» **What to produce**
Locate each line in the records containing "tulisi". Copy it.

» **Input data**
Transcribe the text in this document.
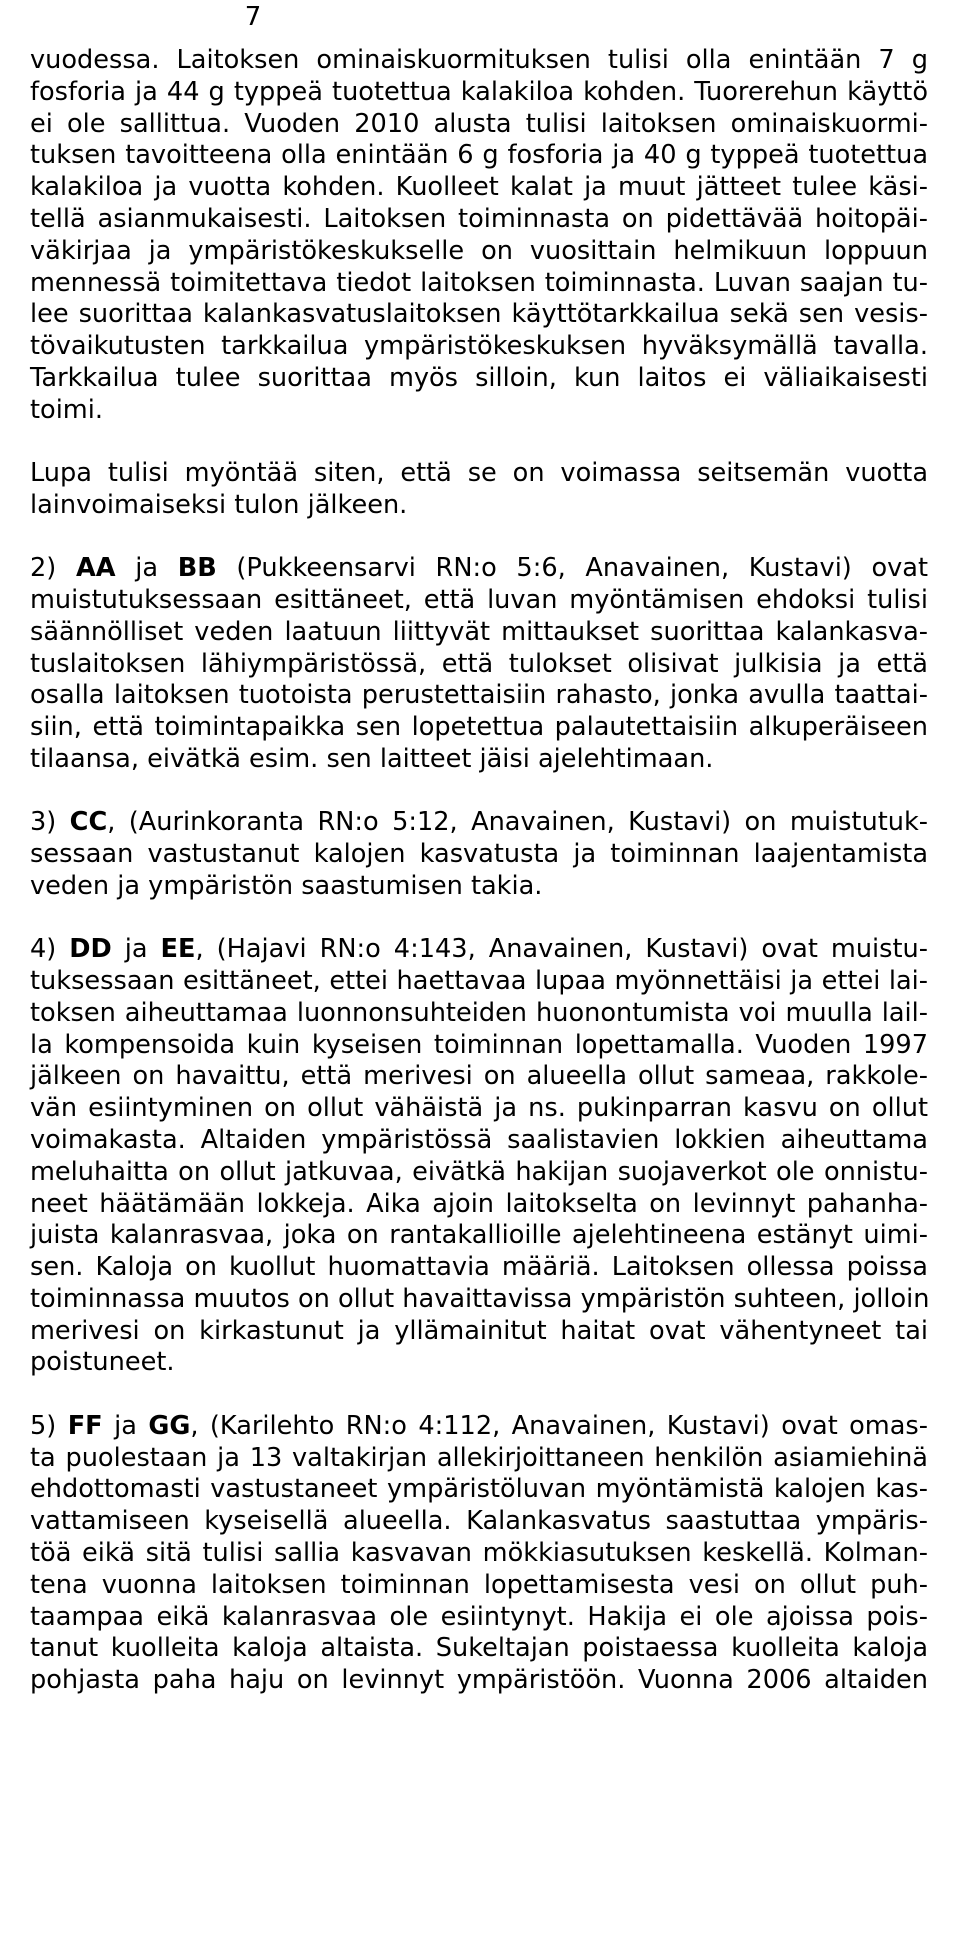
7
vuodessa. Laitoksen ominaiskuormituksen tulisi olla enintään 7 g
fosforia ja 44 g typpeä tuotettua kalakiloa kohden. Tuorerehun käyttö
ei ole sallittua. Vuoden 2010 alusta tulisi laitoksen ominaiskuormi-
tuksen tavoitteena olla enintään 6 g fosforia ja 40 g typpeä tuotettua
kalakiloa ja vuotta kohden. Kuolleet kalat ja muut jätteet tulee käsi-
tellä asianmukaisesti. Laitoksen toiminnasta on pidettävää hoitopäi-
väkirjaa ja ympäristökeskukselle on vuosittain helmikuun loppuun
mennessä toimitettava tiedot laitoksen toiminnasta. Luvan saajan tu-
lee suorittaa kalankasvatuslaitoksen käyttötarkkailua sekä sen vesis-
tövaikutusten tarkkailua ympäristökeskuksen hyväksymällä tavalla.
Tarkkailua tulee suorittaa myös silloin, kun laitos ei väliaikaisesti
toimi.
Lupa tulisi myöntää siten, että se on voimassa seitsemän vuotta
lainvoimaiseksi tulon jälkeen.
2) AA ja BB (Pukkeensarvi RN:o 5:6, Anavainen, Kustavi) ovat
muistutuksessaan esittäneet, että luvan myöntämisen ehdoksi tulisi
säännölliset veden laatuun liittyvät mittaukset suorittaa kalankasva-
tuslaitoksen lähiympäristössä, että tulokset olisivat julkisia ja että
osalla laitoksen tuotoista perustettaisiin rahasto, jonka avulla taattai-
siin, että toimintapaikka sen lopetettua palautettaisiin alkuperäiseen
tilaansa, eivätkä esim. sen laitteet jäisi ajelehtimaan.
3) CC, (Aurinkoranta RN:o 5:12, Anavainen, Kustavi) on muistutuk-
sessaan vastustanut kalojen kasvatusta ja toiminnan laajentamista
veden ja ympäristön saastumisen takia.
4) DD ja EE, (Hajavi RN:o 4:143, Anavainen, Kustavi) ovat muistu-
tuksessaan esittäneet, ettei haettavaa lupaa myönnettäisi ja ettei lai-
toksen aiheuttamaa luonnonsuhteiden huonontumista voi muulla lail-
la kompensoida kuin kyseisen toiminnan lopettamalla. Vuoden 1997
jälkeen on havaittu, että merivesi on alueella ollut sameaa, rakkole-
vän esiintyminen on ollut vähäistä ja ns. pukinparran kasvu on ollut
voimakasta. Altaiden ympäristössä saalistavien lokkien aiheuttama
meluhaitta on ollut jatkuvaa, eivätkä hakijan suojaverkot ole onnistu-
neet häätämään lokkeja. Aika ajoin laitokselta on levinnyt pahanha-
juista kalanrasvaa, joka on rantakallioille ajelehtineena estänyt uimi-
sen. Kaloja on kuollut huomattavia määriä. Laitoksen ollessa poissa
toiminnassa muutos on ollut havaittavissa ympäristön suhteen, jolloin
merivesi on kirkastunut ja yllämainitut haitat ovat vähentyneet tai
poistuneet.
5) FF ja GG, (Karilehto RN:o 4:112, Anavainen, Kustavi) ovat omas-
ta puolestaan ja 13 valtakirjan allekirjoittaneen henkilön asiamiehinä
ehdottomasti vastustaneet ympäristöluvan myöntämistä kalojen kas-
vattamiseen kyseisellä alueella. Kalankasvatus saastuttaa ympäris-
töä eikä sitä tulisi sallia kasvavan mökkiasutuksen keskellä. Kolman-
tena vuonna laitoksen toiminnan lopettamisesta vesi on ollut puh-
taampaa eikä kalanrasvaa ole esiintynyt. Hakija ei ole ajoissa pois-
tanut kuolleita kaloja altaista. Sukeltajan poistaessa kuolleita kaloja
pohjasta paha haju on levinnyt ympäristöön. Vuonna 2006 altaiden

---

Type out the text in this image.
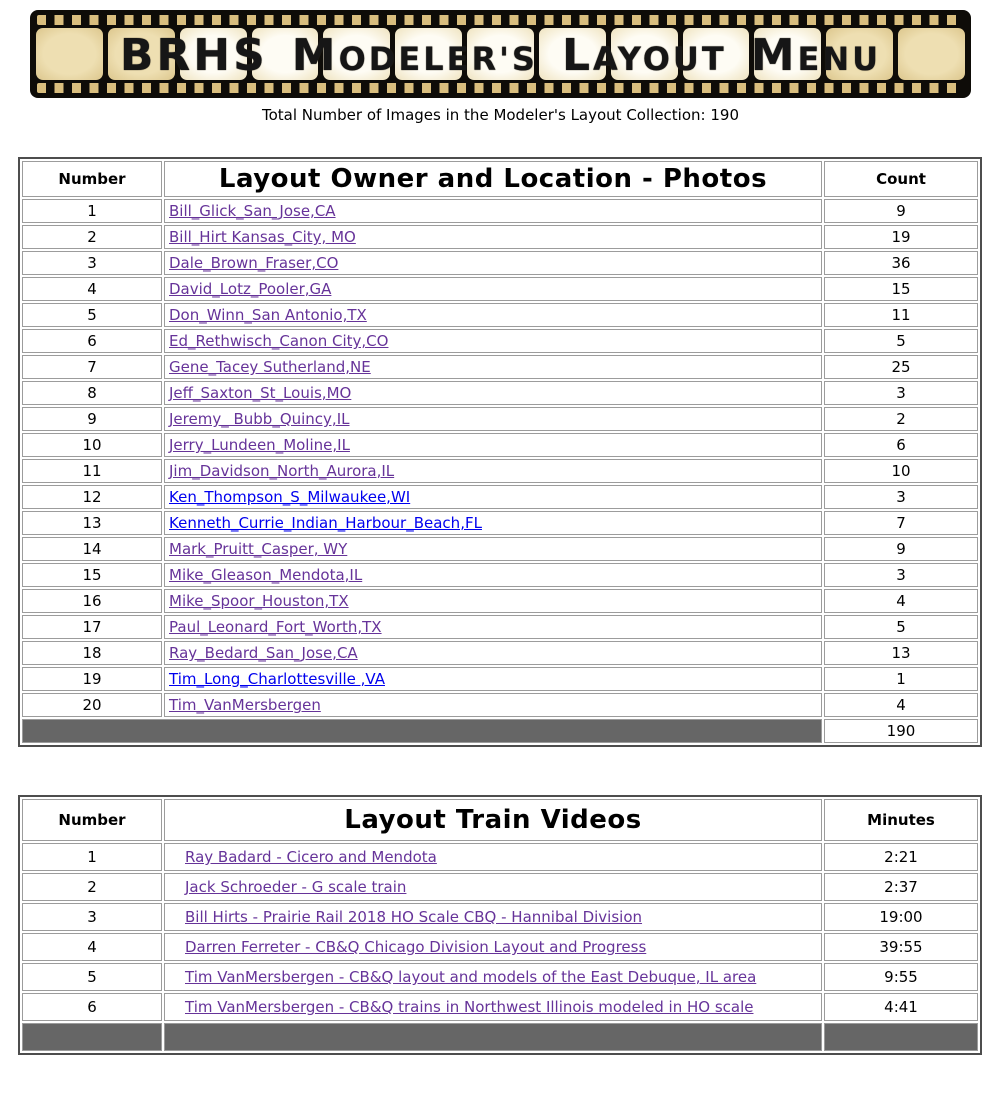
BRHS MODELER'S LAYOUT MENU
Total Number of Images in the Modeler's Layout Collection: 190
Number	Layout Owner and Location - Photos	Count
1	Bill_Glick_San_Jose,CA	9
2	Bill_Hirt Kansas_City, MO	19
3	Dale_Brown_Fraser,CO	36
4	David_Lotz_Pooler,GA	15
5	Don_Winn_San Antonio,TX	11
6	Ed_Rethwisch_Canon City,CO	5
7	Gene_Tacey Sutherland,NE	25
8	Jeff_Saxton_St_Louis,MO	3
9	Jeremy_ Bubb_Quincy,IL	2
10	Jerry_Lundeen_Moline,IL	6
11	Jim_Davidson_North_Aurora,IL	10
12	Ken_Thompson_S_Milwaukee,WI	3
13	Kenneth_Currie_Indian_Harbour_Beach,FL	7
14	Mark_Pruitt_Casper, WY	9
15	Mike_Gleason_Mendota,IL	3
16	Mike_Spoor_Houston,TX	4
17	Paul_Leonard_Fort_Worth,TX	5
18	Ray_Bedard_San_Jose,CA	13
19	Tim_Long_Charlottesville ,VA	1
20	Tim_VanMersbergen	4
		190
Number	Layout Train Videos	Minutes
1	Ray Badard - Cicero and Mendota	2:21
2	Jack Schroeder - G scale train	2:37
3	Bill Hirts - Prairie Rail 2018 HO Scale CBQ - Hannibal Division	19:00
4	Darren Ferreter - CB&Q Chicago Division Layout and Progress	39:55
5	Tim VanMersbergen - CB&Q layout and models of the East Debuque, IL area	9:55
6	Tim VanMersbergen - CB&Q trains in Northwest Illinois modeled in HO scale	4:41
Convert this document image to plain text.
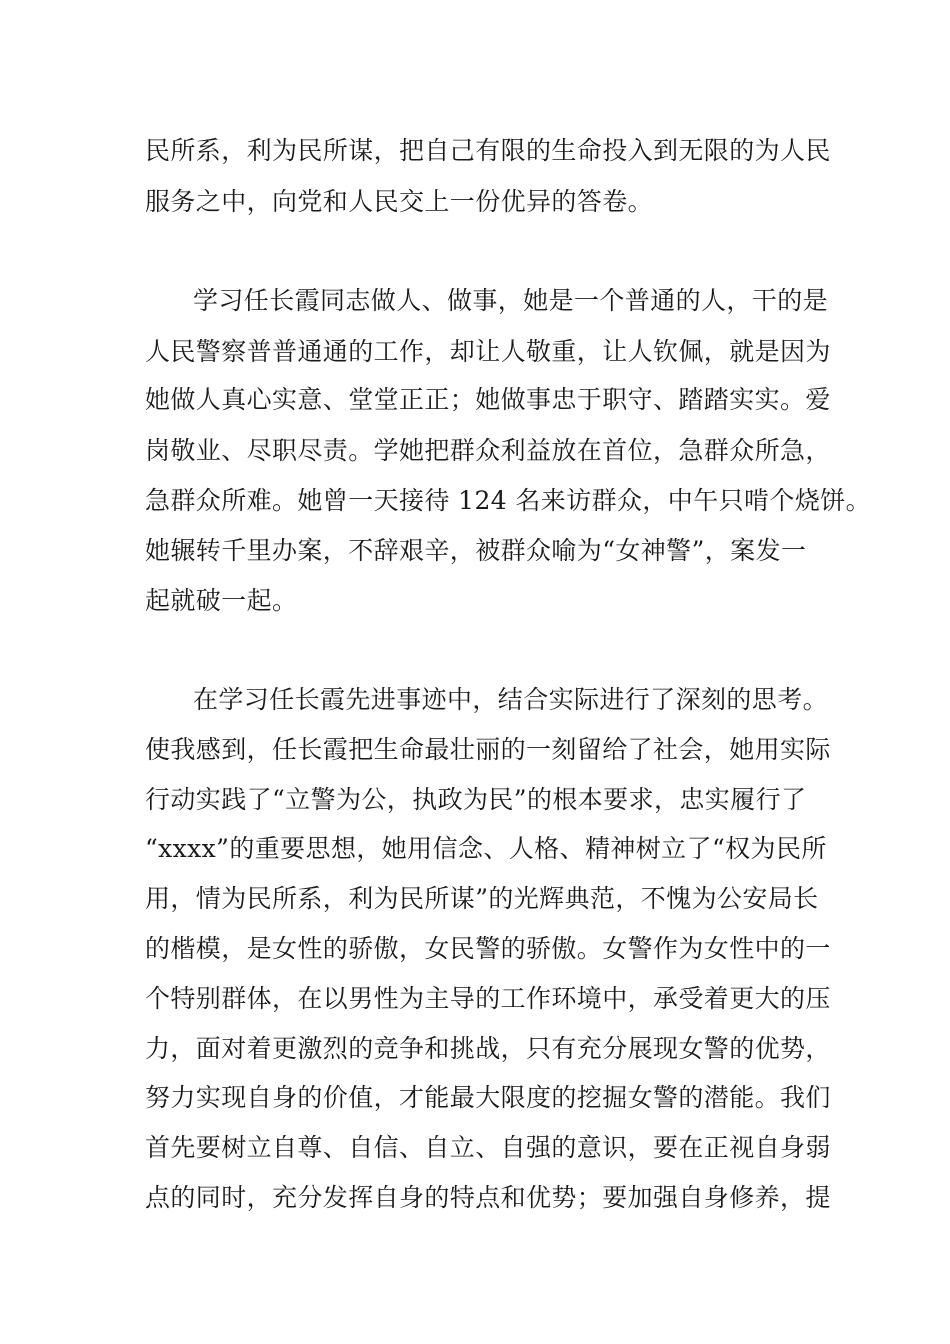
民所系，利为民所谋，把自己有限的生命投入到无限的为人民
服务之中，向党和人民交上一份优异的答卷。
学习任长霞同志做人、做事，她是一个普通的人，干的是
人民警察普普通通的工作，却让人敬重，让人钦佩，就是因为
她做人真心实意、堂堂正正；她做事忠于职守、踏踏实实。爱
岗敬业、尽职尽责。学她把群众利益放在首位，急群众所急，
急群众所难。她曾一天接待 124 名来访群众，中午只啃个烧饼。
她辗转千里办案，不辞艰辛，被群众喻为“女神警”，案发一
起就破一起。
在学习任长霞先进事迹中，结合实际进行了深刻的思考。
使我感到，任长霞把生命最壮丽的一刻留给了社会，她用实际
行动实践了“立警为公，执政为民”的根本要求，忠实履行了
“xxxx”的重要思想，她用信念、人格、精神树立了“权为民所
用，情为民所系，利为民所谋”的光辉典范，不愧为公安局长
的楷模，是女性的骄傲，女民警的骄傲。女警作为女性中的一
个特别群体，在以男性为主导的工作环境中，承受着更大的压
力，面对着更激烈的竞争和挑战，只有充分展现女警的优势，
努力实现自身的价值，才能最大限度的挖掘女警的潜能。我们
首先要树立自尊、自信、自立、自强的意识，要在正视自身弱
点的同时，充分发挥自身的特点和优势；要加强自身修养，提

» **Exercise result**
vuodessa. Laitoksen ominaiskuormituksen tulisi olla enintään 7 g
ei ole sallittua. Vuoden 2010 alusta tulisi laitoksen ominaiskuormi-
Lupa tulisi myöntää siten, että se on voimassa seitsemän vuotta
muistutuksessaan esittäneet, että luvan myöntämisen ehdoksi tulisi
töä eikä sitä tulisi sallia kasvavan mökkiasutuksen keskellä. Kolman-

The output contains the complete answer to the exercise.